- Written request -
Extract the records in full, leaving every picture out.

- Dataset content -
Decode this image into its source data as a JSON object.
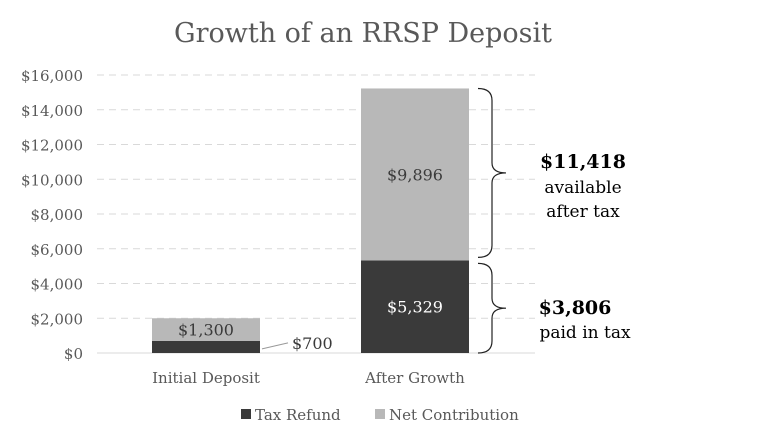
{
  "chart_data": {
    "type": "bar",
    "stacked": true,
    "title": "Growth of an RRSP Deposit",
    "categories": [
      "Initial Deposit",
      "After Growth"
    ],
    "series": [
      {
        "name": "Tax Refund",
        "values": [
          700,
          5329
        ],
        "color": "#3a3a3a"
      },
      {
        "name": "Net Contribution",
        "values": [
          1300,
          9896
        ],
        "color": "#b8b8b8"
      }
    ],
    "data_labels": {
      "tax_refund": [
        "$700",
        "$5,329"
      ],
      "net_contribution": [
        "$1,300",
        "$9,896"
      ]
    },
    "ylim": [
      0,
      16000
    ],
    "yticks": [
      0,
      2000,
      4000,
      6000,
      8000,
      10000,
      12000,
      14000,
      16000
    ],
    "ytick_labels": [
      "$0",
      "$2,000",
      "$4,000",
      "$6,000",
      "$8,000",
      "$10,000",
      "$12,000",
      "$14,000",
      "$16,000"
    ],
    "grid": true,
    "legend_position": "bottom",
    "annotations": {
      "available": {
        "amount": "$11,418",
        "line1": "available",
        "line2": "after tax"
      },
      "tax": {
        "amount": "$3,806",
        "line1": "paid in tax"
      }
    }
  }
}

- Written response -
Decode this image into its source data as a JSON object.
{
  "chart_data": {
    "type": "bar",
    "stacked": true,
    "title": "Growth of an RRSP Deposit",
    "categories": [
      "Initial Deposit",
      "After Growth"
    ],
    "series": [
      {
        "name": "Tax Refund",
        "values": [
          700,
          5329
        ],
        "color": "#3a3a3a"
      },
      {
        "name": "Net Contribution",
        "values": [
          1300,
          9896
        ],
        "color": "#b8b8b8"
      }
    ],
    "data_labels": {
      "tax_refund": [
        "$700",
        "$5,329"
      ],
      "net_contribution": [
        "$1,300",
        "$9,896"
      ]
    },
    "ylim": [
      0,
      16000
    ],
    "yticks": [
      0,
      2000,
      4000,
      6000,
      8000,
      10000,
      12000,
      14000,
      16000
    ],
    "ytick_labels": [
      "$0",
      "$2,000",
      "$4,000",
      "$6,000",
      "$8,000",
      "$10,000",
      "$12,000",
      "$14,000",
      "$16,000"
    ],
    "grid": true,
    "legend_position": "bottom",
    "annotations": {
      "available": {
        "amount": "$11,418",
        "line1": "available",
        "line2": "after tax"
      },
      "tax": {
        "amount": "$3,806",
        "line1": "paid in tax"
      }
    }
  }
}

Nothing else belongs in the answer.